[Dataset entries on figures]
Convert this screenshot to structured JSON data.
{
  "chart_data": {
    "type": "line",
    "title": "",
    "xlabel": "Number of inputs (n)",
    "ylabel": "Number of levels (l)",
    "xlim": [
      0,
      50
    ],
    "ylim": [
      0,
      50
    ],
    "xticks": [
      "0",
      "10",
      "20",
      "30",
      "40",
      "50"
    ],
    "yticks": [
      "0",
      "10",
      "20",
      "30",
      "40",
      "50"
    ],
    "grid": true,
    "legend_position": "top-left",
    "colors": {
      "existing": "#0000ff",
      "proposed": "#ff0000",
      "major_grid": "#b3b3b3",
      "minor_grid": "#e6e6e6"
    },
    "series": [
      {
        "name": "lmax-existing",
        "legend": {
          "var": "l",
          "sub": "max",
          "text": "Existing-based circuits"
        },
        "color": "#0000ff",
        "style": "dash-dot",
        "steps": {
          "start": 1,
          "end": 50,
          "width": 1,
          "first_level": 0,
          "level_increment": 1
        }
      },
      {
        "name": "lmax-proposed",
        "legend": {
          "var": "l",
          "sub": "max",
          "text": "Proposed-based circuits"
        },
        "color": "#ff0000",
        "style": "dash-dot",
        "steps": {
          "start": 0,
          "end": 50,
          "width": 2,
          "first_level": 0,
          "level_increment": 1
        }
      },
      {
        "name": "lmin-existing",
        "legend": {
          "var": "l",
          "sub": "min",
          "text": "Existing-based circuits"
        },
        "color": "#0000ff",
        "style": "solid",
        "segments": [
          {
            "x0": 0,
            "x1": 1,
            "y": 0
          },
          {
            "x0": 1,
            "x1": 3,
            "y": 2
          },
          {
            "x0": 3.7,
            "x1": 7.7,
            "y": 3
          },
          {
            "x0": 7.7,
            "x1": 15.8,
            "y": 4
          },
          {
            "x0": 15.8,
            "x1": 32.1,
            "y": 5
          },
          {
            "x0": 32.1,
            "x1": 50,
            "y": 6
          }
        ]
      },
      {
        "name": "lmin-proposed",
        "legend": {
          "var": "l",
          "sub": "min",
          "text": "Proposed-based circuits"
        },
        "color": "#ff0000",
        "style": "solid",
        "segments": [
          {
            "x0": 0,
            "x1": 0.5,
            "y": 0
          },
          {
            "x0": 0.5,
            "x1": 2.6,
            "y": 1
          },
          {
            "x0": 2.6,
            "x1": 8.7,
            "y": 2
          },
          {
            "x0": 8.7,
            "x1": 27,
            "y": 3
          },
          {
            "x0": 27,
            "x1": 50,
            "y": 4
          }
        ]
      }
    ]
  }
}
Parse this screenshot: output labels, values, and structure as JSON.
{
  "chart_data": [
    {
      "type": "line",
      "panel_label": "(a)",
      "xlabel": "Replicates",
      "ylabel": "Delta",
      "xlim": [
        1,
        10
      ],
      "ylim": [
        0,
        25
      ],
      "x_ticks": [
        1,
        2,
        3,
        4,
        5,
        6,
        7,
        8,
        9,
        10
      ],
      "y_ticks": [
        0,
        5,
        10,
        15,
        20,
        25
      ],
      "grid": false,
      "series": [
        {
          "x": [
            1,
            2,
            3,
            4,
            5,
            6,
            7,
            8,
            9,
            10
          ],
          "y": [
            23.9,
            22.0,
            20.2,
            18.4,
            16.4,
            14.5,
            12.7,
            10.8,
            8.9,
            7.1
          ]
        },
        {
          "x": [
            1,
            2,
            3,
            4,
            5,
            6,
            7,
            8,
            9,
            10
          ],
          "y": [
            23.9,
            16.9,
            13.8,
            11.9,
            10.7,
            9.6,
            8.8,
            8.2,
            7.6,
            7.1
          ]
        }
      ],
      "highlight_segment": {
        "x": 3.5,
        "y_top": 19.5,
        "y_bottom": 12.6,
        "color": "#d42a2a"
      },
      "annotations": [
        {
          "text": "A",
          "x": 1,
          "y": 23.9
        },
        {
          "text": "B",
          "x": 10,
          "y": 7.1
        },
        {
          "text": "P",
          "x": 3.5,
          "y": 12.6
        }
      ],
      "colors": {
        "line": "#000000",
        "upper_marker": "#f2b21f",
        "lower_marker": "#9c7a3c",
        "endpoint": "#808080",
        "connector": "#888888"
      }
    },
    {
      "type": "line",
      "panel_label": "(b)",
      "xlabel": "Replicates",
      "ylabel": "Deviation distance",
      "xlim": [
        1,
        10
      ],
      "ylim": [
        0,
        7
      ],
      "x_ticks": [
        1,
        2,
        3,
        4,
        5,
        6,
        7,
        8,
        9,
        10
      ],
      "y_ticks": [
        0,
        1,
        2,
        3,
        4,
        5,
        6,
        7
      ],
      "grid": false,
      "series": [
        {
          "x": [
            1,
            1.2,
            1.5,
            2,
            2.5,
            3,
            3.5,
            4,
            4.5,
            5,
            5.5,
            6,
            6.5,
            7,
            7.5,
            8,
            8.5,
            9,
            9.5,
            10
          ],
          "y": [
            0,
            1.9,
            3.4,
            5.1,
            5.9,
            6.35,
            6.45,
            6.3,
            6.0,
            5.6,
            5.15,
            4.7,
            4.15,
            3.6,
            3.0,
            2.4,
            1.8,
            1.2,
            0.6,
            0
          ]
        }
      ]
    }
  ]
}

## AIM
Could you reproduce every record above exactly as it appears?

## RESPONSE TO THE TASK
Convert this screenshot to structured JSON data.
{
  "chart_data": {
    "type": "line",
    "title": "",
    "xlabel": "Number of inputs (n)",
    "ylabel": "Number of levels (l)",
    "xlim": [
      0,
      50
    ],
    "ylim": [
      0,
      50
    ],
    "xticks": [
      "0",
      "10",
      "20",
      "30",
      "40",
      "50"
    ],
    "yticks": [
      "0",
      "10",
      "20",
      "30",
      "40",
      "50"
    ],
    "grid": true,
    "legend_position": "top-left",
    "colors": {
      "existing": "#0000ff",
      "proposed": "#ff0000",
      "major_grid": "#b3b3b3",
      "minor_grid": "#e6e6e6"
    },
    "series": [
      {
        "name": "lmax-existing",
        "legend": {
          "var": "l",
          "sub": "max",
          "text": "Existing-based circuits"
        },
        "color": "#0000ff",
        "style": "dash-dot",
        "steps": {
          "start": 1,
          "end": 50,
          "width": 1,
          "first_level": 0,
          "level_increment": 1
        }
      },
      {
        "name": "lmax-proposed",
        "legend": {
          "var": "l",
          "sub": "max",
          "text": "Proposed-based circuits"
        },
        "color": "#ff0000",
        "style": "dash-dot",
        "steps": {
          "start": 0,
          "end": 50,
          "width": 2,
          "first_level": 0,
          "level_increment": 1
        }
      },
      {
        "name": "lmin-existing",
        "legend": {
          "var": "l",
          "sub": "min",
          "text": "Existing-based circuits"
        },
        "color": "#0000ff",
        "style": "solid",
        "segments": [
          {
            "x0": 0,
            "x1": 1,
            "y": 0
          },
          {
            "x0": 1,
            "x1": 3,
            "y": 2
          },
          {
            "x0": 3.7,
            "x1": 7.7,
            "y": 3
          },
          {
            "x0": 7.7,
            "x1": 15.8,
            "y": 4
          },
          {
            "x0": 15.8,
            "x1": 32.1,
            "y": 5
          },
          {
            "x0": 32.1,
            "x1": 50,
            "y": 6
          }
        ]
      },
      {
        "name": "lmin-proposed",
        "legend": {
          "var": "l",
          "sub": "min",
          "text": "Proposed-based circuits"
        },
        "color": "#ff0000",
        "style": "solid",
        "segments": [
          {
            "x0": 0,
            "x1": 0.5,
            "y": 0
          },
          {
            "x0": 0.5,
            "x1": 2.6,
            "y": 1
          },
          {
            "x0": 2.6,
            "x1": 8.7,
            "y": 2
          },
          {
            "x0": 8.7,
            "x1": 27,
            "y": 3
          },
          {
            "x0": 27,
            "x1": 50,
            "y": 4
          }
        ]
      }
    ]
  }
}
Parse this screenshot: output labels, values, and structure as JSON.
{
  "chart_data": [
    {
      "type": "line",
      "panel_label": "(a)",
      "xlabel": "Replicates",
      "ylabel": "Delta",
      "xlim": [
        1,
        10
      ],
      "ylim": [
        0,
        25
      ],
      "x_ticks": [
        1,
        2,
        3,
        4,
        5,
        6,
        7,
        8,
        9,
        10
      ],
      "y_ticks": [
        0,
        5,
        10,
        15,
        20,
        25
      ],
      "grid": false,
      "series": [
        {
          "x": [
            1,
            2,
            3,
            4,
            5,
            6,
            7,
            8,
            9,
            10
          ],
          "y": [
            23.9,
            22.0,
            20.2,
            18.4,
            16.4,
            14.5,
            12.7,
            10.8,
            8.9,
            7.1
          ]
        },
        {
          "x": [
            1,
            2,
            3,
            4,
            5,
            6,
            7,
            8,
            9,
            10
          ],
          "y": [
            23.9,
            16.9,
            13.8,
            11.9,
            10.7,
            9.6,
            8.8,
            8.2,
            7.6,
            7.1
          ]
        }
      ],
      "highlight_segment": {
        "x": 3.5,
        "y_top": 19.5,
        "y_bottom": 12.6,
        "color": "#d42a2a"
      },
      "annotations": [
        {
          "text": "A",
          "x": 1,
          "y": 23.9
        },
        {
          "text": "B",
          "x": 10,
          "y": 7.1
        },
        {
          "text": "P",
          "x": 3.5,
          "y": 12.6
        }
      ],
      "colors": {
        "line": "#000000",
        "upper_marker": "#f2b21f",
        "lower_marker": "#9c7a3c",
        "endpoint": "#808080",
        "connector": "#888888"
      }
    },
    {
      "type": "line",
      "panel_label": "(b)",
      "xlabel": "Replicates",
      "ylabel": "Deviation distance",
      "xlim": [
        1,
        10
      ],
      "ylim": [
        0,
        7
      ],
      "x_ticks": [
        1,
        2,
        3,
        4,
        5,
        6,
        7,
        8,
        9,
        10
      ],
      "y_ticks": [
        0,
        1,
        2,
        3,
        4,
        5,
        6,
        7
      ],
      "grid": false,
      "series": [
        {
          "x": [
            1,
            1.2,
            1.5,
            2,
            2.5,
            3,
            3.5,
            4,
            4.5,
            5,
            5.5,
            6,
            6.5,
            7,
            7.5,
            8,
            8.5,
            9,
            9.5,
            10
          ],
          "y": [
            0,
            1.9,
            3.4,
            5.1,
            5.9,
            6.35,
            6.45,
            6.3,
            6.0,
            5.6,
            5.15,
            4.7,
            4.15,
            3.6,
            3.0,
            2.4,
            1.8,
            1.2,
            0.6,
            0
          ]
        }
      ]
    }
  ]
}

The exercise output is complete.